PROBLEM REQUIREMENTS:
Make an exact copy of the lines, leaving the pictures out.

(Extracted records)
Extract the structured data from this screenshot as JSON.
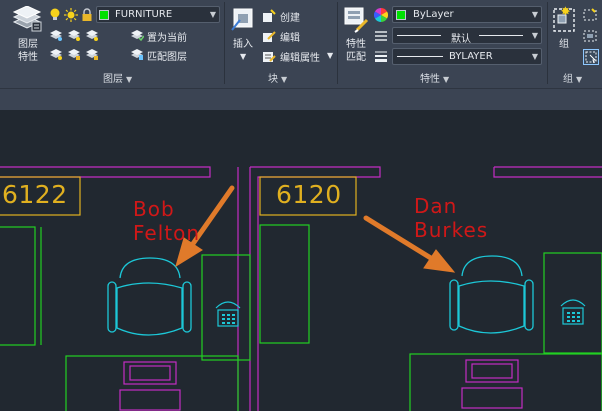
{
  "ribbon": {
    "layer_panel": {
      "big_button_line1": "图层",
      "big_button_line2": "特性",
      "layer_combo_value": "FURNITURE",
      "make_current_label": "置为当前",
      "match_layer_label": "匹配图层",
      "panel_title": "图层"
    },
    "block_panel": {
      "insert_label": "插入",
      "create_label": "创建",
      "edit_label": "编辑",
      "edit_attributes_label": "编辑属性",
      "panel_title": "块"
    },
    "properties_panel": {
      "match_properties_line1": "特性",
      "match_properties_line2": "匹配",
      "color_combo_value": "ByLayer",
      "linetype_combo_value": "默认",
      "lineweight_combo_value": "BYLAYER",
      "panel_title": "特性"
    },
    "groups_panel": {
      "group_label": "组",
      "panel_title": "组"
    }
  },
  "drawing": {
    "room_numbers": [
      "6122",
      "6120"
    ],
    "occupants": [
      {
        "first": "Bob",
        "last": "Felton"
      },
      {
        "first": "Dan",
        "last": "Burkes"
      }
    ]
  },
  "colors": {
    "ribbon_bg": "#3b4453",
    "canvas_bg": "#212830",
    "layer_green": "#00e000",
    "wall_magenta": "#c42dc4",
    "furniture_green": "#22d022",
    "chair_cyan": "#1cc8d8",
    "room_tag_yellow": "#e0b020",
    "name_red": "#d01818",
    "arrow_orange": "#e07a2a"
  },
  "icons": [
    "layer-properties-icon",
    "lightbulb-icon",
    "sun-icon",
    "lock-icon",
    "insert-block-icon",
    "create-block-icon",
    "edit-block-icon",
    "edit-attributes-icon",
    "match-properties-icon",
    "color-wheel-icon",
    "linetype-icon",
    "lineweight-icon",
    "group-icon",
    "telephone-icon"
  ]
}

REPLY TO THE TASK:
Extract the structured data from this screenshot as JSON.
{
  "ribbon": {
    "layer_panel": {
      "big_button_line1": "图层",
      "big_button_line2": "特性",
      "layer_combo_value": "FURNITURE",
      "make_current_label": "置为当前",
      "match_layer_label": "匹配图层",
      "panel_title": "图层"
    },
    "block_panel": {
      "insert_label": "插入",
      "create_label": "创建",
      "edit_label": "编辑",
      "edit_attributes_label": "编辑属性",
      "panel_title": "块"
    },
    "properties_panel": {
      "match_properties_line1": "特性",
      "match_properties_line2": "匹配",
      "color_combo_value": "ByLayer",
      "linetype_combo_value": "默认",
      "lineweight_combo_value": "BYLAYER",
      "panel_title": "特性"
    },
    "groups_panel": {
      "group_label": "组",
      "panel_title": "组"
    }
  },
  "drawing": {
    "room_numbers": [
      "6122",
      "6120"
    ],
    "occupants": [
      {
        "first": "Bob",
        "last": "Felton"
      },
      {
        "first": "Dan",
        "last": "Burkes"
      }
    ]
  },
  "colors": {
    "ribbon_bg": "#3b4453",
    "canvas_bg": "#212830",
    "layer_green": "#00e000",
    "wall_magenta": "#c42dc4",
    "furniture_green": "#22d022",
    "chair_cyan": "#1cc8d8",
    "room_tag_yellow": "#e0b020",
    "name_red": "#d01818",
    "arrow_orange": "#e07a2a"
  },
  "icons": [
    "layer-properties-icon",
    "lightbulb-icon",
    "sun-icon",
    "lock-icon",
    "insert-block-icon",
    "create-block-icon",
    "edit-block-icon",
    "edit-attributes-icon",
    "match-properties-icon",
    "color-wheel-icon",
    "linetype-icon",
    "lineweight-icon",
    "group-icon",
    "telephone-icon"
  ]
}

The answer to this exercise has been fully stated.